----- Kutipan
Anggota komunitas lain, Berthold Sinaulan, 60 tahun, pun punya pengalaman yang tak kalah menarik. Ia sering ber-cosplay sebagai Kapten Haddock, idolanya. Haddock adalah tokoh yang terlihat garang tapi baik hati, setia kawan, dan ringan tangan membantu orang lain. Pada 2012, dengan cosplay tersebut, Berthold diundang ke Museum Filateli Singapura untuk memeriahkan pameran filateli bertema "The Adventures of Tintin".
Ia pun sering memeriahkan berbagai event dengan kostum Kapten Haddock dan pernah memenangi hadiah sebagai cosplayer terbaik. Salah satu pengalaman menariknya dengan kostum itu terjadi tahun lalu, saat ia berkunjung ke Museum Herge di Belgia. Dia diajak berfoto oleh para pengunjung. "Pihak museum senang dengan kehadiran Kapten Haddock. Bahkan saya diberi hadiah tas Tintin," ujar Berthold, yang mengaku sebagai cosplayer tertua.
----------
----- Bahan Sumber
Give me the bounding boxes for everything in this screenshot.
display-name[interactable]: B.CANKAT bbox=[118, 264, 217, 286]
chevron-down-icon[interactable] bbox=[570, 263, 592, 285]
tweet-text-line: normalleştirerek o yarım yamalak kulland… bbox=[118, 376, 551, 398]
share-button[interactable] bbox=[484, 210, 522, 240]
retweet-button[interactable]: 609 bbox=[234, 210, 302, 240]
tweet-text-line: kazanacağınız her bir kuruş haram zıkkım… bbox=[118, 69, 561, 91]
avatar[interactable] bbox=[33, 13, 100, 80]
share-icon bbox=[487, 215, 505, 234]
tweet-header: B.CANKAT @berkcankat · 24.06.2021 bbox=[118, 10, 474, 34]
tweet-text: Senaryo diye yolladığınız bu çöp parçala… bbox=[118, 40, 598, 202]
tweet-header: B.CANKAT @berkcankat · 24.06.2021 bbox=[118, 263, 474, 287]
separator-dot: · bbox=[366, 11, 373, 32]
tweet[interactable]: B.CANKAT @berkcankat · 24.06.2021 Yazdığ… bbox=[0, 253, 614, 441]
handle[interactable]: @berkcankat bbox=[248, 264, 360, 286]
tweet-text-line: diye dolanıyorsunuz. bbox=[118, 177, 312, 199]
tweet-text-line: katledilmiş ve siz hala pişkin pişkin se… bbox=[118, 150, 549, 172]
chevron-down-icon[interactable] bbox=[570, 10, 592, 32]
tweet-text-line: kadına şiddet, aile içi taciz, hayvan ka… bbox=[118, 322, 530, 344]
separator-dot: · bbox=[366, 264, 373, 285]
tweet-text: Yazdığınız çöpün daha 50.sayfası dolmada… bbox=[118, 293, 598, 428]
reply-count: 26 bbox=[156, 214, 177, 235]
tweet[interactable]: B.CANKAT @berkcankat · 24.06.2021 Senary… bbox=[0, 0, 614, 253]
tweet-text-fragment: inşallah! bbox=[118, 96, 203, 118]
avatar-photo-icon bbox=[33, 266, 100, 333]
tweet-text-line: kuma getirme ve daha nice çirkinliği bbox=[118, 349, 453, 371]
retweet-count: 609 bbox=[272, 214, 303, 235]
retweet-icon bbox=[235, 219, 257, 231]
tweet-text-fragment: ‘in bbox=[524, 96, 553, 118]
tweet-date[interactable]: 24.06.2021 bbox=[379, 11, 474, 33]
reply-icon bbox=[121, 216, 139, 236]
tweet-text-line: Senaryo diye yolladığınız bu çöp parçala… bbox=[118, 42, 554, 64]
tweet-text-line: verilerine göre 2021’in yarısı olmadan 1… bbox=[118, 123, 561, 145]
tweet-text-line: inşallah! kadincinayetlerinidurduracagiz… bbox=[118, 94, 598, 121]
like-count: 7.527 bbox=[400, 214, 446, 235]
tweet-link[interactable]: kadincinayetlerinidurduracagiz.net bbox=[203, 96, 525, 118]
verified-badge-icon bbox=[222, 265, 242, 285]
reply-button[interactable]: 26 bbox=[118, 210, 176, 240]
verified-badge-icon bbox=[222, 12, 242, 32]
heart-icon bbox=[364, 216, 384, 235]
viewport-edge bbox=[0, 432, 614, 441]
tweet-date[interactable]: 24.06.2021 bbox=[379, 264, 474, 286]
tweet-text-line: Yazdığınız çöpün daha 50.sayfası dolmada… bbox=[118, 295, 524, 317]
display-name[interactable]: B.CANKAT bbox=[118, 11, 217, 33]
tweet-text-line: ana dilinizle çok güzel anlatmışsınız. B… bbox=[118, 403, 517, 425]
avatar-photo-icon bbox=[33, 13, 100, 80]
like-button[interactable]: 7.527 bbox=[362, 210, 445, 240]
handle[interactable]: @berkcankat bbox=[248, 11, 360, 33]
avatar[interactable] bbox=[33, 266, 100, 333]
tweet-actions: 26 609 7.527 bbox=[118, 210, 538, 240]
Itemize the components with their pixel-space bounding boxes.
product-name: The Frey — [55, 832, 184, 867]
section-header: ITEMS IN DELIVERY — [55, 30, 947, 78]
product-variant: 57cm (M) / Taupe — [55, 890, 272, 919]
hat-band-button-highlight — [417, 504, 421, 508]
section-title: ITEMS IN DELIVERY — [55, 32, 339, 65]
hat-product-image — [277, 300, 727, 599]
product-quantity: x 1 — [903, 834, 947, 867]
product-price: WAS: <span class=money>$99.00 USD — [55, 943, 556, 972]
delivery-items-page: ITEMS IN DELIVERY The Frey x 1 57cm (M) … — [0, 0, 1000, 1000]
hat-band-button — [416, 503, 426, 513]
----------
• _Tugas yang Dikerjakan_
1 – Tuliskan ulang kutipan tentang Berthold Sinaulan tanpa perubahan, seluruhnya mulai dari "Ia pun sering" hingga "sebagai cosplayer tertua.".
2 – Menurut kutipan tentang Berthold Sinaulan, ke museum mana ia diundang pada 2012 dengan cosplay Kapten Haddock?
3 – Teruskan kutipan tentang Berthold Sinaulan mulai setelah kalimat terakhirnya.
Entri-entri tersebut tidak ada kaitannya dengan kutipan tentang Berthold Sinaulan.

• _Jawaban Latihan_
1 –
Ia pun sering memeriahkan berbagai event dengan kostum Kapten Haddock dan pernah memenangi hadiah sebagai cosplayer terbaik. Salah satu pengalaman menariknya dengan kostum itu terjadi tahun lalu, saat ia berkunjung ke Museum Herge di Belgia. Dia diajak berfoto oleh para pengunjung. "Pihak museum senang dengan kehadiran Kapten Haddock. Bahkan saya diberi hadiah tas Tintin," ujar Berthold, yang mengaku sebagai cosplayer tertua.

2 – Museum Filateli Singapura.

3 –
Komunitas Tintin Indonesia berdiri pada 13 Juni 2003 dan mereka membuat grup di Facebook. Memperingati ulang tahun ke-17, mereka menggelar webinar tentang penerjemahan komik Tintin di Indonesia. Saat itu, kebanyakan peserta adalah remaja. "Ada banyak peserta dari luar komunitas dan itu pertanda baik," kata Surjorimba Suroto, Ketua Komunitas Tintin Indonesia, kepada Tempo melalui surat elektronik, 17 Juni 2020.
Sebetulnya, menurut Surjo, pertemuan atau kopi darat hanyalah pelengkap. Sebab, KTI sejak awal didirikan dengan platform media sosial. Di sana, semua penggemar Tintin dari seluruh Indonesia bergabung dan berinteraksi. Sebagai komunitas yang cair, mereka tidak membuat struktur organisasi formal. Biasanya, setiap mengadakan kegiatan, mereka membentuk kepanitiaan ad hoc secara kolektif sekaligus sebagai pertanggungjawaban kepada anggota.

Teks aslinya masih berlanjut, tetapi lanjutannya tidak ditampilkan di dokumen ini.